Task prompt: Nothing may be dropped or altered: reproduce all the data.

Records from a data collection:
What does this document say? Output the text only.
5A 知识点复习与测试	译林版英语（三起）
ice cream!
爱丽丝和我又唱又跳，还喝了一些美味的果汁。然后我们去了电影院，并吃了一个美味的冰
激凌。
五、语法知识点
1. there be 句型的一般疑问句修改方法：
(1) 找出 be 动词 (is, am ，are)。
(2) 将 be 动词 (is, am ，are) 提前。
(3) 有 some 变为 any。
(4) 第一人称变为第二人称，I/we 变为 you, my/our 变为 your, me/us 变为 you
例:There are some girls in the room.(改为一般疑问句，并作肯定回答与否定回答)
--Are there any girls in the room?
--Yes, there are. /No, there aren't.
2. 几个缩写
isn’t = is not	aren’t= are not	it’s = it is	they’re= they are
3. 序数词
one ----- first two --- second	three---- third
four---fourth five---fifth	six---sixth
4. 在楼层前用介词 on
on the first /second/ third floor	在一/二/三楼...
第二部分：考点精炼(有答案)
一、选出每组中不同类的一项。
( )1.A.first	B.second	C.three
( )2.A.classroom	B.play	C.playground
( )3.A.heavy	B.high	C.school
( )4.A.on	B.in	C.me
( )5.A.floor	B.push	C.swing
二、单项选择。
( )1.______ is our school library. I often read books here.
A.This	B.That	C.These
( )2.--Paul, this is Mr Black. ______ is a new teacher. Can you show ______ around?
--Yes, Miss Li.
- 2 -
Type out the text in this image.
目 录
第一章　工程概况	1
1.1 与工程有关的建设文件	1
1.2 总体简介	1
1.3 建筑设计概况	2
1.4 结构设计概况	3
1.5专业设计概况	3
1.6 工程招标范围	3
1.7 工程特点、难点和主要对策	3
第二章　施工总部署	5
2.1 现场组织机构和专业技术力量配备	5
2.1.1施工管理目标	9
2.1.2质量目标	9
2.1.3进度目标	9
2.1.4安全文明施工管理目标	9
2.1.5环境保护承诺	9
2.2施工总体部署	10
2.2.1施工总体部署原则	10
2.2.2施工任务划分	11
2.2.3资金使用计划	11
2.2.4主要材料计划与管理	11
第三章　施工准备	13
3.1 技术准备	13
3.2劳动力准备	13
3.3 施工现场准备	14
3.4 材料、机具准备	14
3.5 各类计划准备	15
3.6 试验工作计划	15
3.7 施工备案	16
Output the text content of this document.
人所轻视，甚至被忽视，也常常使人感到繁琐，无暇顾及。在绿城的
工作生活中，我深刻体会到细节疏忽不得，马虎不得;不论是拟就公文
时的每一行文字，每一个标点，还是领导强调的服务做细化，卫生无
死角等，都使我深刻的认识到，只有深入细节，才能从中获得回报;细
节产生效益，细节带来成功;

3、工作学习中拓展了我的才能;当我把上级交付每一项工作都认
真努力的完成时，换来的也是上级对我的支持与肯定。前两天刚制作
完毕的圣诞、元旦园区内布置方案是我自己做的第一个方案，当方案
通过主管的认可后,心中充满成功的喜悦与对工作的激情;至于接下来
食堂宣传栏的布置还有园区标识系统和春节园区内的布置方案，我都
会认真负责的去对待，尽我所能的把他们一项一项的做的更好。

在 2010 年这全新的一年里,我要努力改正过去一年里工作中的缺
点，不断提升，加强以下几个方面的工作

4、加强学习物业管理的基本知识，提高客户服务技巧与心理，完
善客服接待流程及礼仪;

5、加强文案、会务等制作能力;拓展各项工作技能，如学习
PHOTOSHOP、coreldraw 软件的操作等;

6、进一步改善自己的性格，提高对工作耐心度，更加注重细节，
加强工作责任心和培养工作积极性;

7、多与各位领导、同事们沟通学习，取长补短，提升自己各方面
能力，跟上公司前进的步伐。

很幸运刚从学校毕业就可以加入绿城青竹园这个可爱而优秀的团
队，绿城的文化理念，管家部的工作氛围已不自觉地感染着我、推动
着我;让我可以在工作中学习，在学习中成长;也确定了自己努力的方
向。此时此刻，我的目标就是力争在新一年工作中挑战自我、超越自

Answer for this exercise:
What does this document say? Output the text only.
5A 知识点复习与测试	译林版英语（三起）
ice cream!
爱丽丝和我又唱又跳，还喝了一些美味的果汁。然后我们去了电影院，并吃了一个美味的冰
激凌。
五、语法知识点
1. there be 句型的一般疑问句修改方法：
(1) 找出 be 动词 (is, am ，are)。
(2) 将 be 动词 (is, am ，are) 提前。
(3) 有 some 变为 any。
(4) 第一人称变为第二人称，I/we 变为 you, my/our 变为 your, me/us 变为 you
例:There are some girls in the room.(改为一般疑问句，并作肯定回答与否定回答)
--Are there any girls in the room?
--Yes, there are. /No, there aren't.
2. 几个缩写
isn’t = is not	aren’t= are not	it’s = it is	they’re= they are
3. 序数词
one ----- first two --- second	three---- third
four---fourth five---fifth	six---sixth
4. 在楼层前用介词 on
on the first /second/ third floor	在一/二/三楼...
第二部分：考点精炼(有答案)
一、选出每组中不同类的一项。
( )1.A.first	B.second	C.three
( )2.A.classroom	B.play	C.playground
( )3.A.heavy	B.high	C.school
( )4.A.on	B.in	C.me
( )5.A.floor	B.push	C.swing
二、单项选择。
( )1.______ is our school library. I often read books here.
A.This	B.That	C.These
( )2.--Paul, this is Mr Black. ______ is a new teacher. Can you show ______ around?
--Yes, Miss Li.
- 2 -
Type out the text in this image.
目 录
第一章　工程概况	1
1.1 与工程有关的建设文件	1
1.2 总体简介	1
1.3 建筑设计概况	2
1.4 结构设计概况	3
1.5专业设计概况	3
1.6 工程招标范围	3
1.7 工程特点、难点和主要对策	3
第二章　施工总部署	5
2.1 现场组织机构和专业技术力量配备	5
2.1.1施工管理目标	9
2.1.2质量目标	9
2.1.3进度目标	9
2.1.4安全文明施工管理目标	9
2.1.5环境保护承诺	9
2.2施工总体部署	10
2.2.1施工总体部署原则	10
2.2.2施工任务划分	11
2.2.3资金使用计划	11
2.2.4主要材料计划与管理	11
第三章　施工准备	13
3.1 技术准备	13
3.2劳动力准备	13
3.3 施工现场准备	14
3.4 材料、机具准备	14
3.5 各类计划准备	15
3.6 试验工作计划	15
3.7 施工备案	16
Output the text content of this document.
人所轻视，甚至被忽视，也常常使人感到繁琐，无暇顾及。在绿城的
工作生活中，我深刻体会到细节疏忽不得，马虎不得;不论是拟就公文
时的每一行文字，每一个标点，还是领导强调的服务做细化，卫生无
死角等，都使我深刻的认识到，只有深入细节，才能从中获得回报;细
节产生效益，细节带来成功;

3、工作学习中拓展了我的才能;当我把上级交付每一项工作都认
真努力的完成时，换来的也是上级对我的支持与肯定。前两天刚制作
完毕的圣诞、元旦园区内布置方案是我自己做的第一个方案，当方案
通过主管的认可后,心中充满成功的喜悦与对工作的激情;至于接下来
食堂宣传栏的布置还有园区标识系统和春节园区内的布置方案，我都
会认真负责的去对待，尽我所能的把他们一项一项的做的更好。

在 2010 年这全新的一年里,我要努力改正过去一年里工作中的缺
点，不断提升，加强以下几个方面的工作

4、加强学习物业管理的基本知识，提高客户服务技巧与心理，完
善客服接待流程及礼仪;

5、加强文案、会务等制作能力;拓展各项工作技能，如学习
PHOTOSHOP、coreldraw 软件的操作等;

6、进一步改善自己的性格，提高对工作耐心度，更加注重细节，
加强工作责任心和培养工作积极性;

7、多与各位领导、同事们沟通学习，取长补短，提升自己各方面
能力，跟上公司前进的步伐。

很幸运刚从学校毕业就可以加入绿城青竹园这个可爱而优秀的团
队，绿城的文化理念，管家部的工作氛围已不自觉地感染着我、推动
着我;让我可以在工作中学习，在学习中成长;也确定了自己努力的方
向。此时此刻，我的目标就是力争在新一年工作中挑战自我、超越自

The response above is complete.